**Records supplied:**
........

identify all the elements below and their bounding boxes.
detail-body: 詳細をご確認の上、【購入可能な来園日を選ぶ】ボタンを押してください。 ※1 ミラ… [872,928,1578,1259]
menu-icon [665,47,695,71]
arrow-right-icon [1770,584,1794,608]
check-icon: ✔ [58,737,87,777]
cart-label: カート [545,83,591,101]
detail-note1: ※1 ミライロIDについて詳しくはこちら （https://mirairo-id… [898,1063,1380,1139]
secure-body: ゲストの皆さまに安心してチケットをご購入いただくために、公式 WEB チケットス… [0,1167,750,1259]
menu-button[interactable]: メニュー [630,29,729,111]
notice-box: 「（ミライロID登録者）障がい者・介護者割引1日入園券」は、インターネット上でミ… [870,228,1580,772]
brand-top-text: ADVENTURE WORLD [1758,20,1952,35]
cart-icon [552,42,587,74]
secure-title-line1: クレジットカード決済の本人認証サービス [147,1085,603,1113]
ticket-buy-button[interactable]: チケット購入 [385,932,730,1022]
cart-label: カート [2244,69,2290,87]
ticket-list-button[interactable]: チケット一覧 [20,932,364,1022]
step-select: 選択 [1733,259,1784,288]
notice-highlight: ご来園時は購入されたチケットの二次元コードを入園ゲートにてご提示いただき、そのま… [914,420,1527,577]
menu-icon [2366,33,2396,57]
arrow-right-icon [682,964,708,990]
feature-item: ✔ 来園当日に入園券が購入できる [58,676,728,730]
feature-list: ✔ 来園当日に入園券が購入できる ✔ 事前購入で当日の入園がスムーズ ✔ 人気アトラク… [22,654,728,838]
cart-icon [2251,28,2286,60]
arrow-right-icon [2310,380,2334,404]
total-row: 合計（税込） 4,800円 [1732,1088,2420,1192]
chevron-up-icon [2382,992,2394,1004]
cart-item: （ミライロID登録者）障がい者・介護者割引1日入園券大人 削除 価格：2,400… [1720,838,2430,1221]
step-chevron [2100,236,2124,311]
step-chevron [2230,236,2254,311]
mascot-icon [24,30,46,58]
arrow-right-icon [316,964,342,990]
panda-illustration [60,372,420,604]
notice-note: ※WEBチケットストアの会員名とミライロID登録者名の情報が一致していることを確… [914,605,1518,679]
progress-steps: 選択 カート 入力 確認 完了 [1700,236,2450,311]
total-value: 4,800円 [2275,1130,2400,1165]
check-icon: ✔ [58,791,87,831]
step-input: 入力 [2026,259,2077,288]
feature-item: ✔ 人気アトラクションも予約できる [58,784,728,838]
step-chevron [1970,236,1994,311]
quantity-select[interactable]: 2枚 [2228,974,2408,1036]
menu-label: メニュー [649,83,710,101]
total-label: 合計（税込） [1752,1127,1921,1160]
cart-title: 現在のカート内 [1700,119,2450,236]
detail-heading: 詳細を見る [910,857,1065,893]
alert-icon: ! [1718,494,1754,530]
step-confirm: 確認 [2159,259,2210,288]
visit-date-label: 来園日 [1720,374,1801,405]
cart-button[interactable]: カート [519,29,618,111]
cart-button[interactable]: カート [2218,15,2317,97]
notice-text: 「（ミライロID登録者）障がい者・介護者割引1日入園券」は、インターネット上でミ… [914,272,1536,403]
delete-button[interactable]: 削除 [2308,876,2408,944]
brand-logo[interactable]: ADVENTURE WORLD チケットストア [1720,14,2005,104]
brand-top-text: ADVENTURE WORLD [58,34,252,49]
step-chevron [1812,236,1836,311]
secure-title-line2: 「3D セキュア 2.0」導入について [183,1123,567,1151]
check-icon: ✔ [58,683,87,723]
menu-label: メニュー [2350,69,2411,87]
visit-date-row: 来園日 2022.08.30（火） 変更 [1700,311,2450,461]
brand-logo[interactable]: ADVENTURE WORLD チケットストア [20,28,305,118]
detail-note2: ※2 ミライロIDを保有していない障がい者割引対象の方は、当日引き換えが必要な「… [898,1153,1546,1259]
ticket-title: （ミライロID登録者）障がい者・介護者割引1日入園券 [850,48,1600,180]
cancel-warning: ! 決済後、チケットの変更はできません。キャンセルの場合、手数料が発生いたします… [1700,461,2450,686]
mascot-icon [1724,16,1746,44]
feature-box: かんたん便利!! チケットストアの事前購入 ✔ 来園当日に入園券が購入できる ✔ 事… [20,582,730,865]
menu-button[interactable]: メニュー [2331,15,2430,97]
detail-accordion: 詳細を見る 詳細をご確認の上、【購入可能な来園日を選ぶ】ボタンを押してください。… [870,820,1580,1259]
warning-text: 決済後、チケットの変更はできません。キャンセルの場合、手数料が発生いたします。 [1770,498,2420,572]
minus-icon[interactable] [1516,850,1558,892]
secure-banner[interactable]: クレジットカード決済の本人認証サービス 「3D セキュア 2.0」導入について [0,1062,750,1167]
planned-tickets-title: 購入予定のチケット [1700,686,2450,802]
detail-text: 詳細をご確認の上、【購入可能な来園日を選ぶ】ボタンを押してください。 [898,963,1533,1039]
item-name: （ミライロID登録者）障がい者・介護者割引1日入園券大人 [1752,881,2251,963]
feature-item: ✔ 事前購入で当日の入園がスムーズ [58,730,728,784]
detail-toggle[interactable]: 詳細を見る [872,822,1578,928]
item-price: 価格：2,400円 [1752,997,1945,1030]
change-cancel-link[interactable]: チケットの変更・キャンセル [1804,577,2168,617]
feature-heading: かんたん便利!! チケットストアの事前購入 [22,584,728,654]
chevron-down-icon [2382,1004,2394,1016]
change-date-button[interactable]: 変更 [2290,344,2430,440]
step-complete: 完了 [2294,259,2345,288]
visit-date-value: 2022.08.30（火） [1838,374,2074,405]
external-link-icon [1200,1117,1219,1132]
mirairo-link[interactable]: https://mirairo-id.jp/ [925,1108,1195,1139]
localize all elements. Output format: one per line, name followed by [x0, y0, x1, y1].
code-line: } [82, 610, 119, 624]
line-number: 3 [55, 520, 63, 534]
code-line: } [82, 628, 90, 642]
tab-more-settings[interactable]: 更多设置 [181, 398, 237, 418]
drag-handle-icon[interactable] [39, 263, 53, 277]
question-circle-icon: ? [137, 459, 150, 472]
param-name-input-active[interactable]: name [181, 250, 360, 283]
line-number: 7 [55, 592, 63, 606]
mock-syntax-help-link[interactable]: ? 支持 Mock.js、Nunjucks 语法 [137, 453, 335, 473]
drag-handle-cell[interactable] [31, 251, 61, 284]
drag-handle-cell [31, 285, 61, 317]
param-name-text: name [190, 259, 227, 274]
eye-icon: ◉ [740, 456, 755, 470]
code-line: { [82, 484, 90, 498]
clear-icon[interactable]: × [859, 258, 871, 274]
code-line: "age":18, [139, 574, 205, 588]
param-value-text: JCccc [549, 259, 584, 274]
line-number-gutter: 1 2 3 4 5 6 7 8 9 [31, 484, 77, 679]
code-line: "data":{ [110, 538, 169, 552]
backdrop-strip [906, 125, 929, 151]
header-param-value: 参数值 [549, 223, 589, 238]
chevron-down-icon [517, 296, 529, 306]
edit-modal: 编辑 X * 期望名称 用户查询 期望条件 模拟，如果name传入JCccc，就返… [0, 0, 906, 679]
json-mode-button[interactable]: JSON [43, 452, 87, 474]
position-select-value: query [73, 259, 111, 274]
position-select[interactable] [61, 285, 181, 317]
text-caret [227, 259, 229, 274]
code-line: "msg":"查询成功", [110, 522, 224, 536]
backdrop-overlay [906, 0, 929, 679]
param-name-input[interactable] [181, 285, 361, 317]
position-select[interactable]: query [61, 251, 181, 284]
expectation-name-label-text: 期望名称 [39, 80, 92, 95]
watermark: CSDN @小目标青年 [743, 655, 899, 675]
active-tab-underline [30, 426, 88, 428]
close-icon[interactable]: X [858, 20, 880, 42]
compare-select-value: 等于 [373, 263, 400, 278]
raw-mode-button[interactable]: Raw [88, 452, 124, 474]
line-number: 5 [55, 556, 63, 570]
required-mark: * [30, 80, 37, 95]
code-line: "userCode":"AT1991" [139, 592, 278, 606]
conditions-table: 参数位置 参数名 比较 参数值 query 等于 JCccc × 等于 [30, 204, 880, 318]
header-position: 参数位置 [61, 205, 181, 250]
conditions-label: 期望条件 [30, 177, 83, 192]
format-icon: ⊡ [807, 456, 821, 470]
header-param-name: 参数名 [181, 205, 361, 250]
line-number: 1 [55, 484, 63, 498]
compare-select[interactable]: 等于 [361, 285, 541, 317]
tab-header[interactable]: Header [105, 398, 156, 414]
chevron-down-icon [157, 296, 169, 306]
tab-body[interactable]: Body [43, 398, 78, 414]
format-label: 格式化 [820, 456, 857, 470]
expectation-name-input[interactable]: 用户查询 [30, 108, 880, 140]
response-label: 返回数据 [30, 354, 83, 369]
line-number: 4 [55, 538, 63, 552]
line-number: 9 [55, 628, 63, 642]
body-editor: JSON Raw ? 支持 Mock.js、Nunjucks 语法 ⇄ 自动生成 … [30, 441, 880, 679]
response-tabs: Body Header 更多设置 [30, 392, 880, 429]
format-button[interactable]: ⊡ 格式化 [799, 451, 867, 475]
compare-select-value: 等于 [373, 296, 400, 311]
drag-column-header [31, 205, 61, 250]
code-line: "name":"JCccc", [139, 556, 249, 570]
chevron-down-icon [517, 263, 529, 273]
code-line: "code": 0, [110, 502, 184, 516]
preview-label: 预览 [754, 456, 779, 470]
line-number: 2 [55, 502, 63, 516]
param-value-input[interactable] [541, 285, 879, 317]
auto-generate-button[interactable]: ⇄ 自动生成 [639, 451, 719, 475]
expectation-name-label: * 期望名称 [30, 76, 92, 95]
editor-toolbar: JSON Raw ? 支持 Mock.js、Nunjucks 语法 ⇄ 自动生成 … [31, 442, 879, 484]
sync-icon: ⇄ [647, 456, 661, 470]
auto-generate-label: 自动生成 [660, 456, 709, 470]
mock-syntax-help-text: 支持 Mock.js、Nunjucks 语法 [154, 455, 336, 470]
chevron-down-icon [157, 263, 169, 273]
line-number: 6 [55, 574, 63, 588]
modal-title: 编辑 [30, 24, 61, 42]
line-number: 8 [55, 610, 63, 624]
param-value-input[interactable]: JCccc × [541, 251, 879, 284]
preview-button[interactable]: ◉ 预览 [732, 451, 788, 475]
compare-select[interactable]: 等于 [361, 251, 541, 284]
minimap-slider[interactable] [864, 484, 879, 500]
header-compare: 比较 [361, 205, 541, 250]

........

**Stated goal:** Give as a JSON list of strings, one per line and omitting blank lines, every line from the start of the records up to and including the line with "ticket-list-button[interactable]: チケット一覧 [20,932,364,1022]".

**Solution:**
[
  "identify all the elements below and their bounding boxes.",
  "detail-body: 詳細をご確認の上、【購入可能な来園日を選ぶ】ボタンを押してください。 ※1 ミラ… [872,928,1578,1259]",
  "menu-icon [665,47,695,71]",
  "arrow-right-icon [1770,584,1794,608]",
  "check-icon: ✔ [58,737,87,777]",
  "cart-label: カート [545,83,591,101]",
  "detail-note1: ※1 ミライロIDについて詳しくはこちら （https://mirairo-id… [898,1063,1380,1139]",
  "secure-body: ゲストの皆さまに安心してチケットをご購入いただくために、公式 WEB チケットス… [0,1167,750,1259]",
  "menu-button[interactable]: メニュー [630,29,729,111]",
  "notice-box: 「（ミライロID登録者）障がい者・介護者割引1日入園券」は、インターネット上でミ… [870,228,1580,772]",
  "brand-top-text: ADVENTURE WORLD [1758,20,1952,35]",
  "cart-icon [552,42,587,74]",
  "secure-title-line1: クレジットカード決済の本人認証サービス [147,1085,603,1113]",
  "ticket-buy-button[interactable]: チケット購入 [385,932,730,1022]",
  "cart-label: カート [2244,69,2290,87]",
  "ticket-list-button[interactable]: チケット一覧 [20,932,364,1022]"
]